## [Brief]
Your task is to output the data exactly as it stands.

* * * * *

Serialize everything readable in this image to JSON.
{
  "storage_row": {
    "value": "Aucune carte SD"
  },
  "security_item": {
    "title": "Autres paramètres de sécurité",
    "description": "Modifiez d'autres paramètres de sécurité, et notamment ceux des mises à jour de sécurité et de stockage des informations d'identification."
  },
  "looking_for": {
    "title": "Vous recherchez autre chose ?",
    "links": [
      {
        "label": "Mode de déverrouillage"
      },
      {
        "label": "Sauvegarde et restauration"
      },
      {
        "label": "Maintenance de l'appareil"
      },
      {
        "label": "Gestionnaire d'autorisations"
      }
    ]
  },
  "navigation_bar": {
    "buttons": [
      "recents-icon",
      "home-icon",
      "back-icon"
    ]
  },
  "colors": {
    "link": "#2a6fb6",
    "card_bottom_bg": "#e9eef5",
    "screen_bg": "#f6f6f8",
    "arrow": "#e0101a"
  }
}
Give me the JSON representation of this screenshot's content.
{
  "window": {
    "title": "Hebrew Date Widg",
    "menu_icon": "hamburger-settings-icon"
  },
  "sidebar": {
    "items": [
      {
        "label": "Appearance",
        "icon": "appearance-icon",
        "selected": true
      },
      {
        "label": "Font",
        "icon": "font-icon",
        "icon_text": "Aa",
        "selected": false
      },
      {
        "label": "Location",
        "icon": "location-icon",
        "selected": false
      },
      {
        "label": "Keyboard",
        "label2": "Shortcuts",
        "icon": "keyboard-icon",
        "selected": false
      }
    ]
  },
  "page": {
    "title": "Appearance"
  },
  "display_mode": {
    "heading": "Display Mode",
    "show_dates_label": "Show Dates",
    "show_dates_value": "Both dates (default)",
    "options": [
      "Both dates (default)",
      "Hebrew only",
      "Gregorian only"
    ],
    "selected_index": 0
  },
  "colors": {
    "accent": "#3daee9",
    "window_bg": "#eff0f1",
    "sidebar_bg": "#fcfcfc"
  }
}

* * * * *

## [Solution below]
Serialize everything readable in this image to JSON.
{
  "storage_row": {
    "value": "Aucune carte SD"
  },
  "security_item": {
    "title": "Autres paramètres de sécurité",
    "description": "Modifiez d'autres paramètres de sécurité, et notamment ceux des mises à jour de sécurité et de stockage des informations d'identification."
  },
  "looking_for": {
    "title": "Vous recherchez autre chose ?",
    "links": [
      {
        "label": "Mode de déverrouillage"
      },
      {
        "label": "Sauvegarde et restauration"
      },
      {
        "label": "Maintenance de l'appareil"
      },
      {
        "label": "Gestionnaire d'autorisations"
      }
    ]
  },
  "navigation_bar": {
    "buttons": [
      "recents-icon",
      "home-icon",
      "back-icon"
    ]
  },
  "colors": {
    "link": "#2a6fb6",
    "card_bottom_bg": "#e9eef5",
    "screen_bg": "#f6f6f8",
    "arrow": "#e0101a"
  }
}
Give me the JSON representation of this screenshot's content.
{
  "window": {
    "title": "Hebrew Date Widg",
    "menu_icon": "hamburger-settings-icon"
  },
  "sidebar": {
    "items": [
      {
        "label": "Appearance",
        "icon": "appearance-icon",
        "selected": true
      },
      {
        "label": "Font",
        "icon": "font-icon",
        "icon_text": "Aa",
        "selected": false
      },
      {
        "label": "Location",
        "icon": "location-icon",
        "selected": false
      },
      {
        "label": "Keyboard",
        "label2": "Shortcuts",
        "icon": "keyboard-icon",
        "selected": false
      }
    ]
  },
  "page": {
    "title": "Appearance"
  },
  "display_mode": {
    "heading": "Display Mode",
    "show_dates_label": "Show Dates",
    "show_dates_value": "Both dates (default)",
    "options": [
      "Both dates (default)",
      "Hebrew only",
      "Gregorian only"
    ],
    "selected_index": 0
  },
  "colors": {
    "accent": "#3daee9",
    "window_bg": "#eff0f1",
    "sidebar_bg": "#fcfcfc"
  }
}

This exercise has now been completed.